(Data records)
* * * * * * *

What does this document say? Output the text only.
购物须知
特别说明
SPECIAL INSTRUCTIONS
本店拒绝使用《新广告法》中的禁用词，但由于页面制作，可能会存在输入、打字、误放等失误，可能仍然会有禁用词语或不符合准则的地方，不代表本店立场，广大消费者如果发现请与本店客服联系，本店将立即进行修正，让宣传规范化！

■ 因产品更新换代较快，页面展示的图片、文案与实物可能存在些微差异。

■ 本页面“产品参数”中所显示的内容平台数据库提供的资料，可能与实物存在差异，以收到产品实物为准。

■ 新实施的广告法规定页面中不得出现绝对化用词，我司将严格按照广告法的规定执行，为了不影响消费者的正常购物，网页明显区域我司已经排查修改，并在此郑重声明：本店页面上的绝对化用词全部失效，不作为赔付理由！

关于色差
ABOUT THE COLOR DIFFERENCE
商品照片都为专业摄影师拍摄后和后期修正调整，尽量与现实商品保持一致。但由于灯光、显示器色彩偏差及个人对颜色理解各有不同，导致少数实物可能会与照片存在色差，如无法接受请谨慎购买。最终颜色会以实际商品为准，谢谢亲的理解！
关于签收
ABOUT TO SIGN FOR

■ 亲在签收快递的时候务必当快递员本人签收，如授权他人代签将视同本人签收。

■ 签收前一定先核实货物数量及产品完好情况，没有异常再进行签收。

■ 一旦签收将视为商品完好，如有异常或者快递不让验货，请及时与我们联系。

* * * * * * *

Task details: Return each line that includes "ABOUT".

Exercise solution:
ABOUT THE COLOR DIFFERENCE
ABOUT TO SIGN FOR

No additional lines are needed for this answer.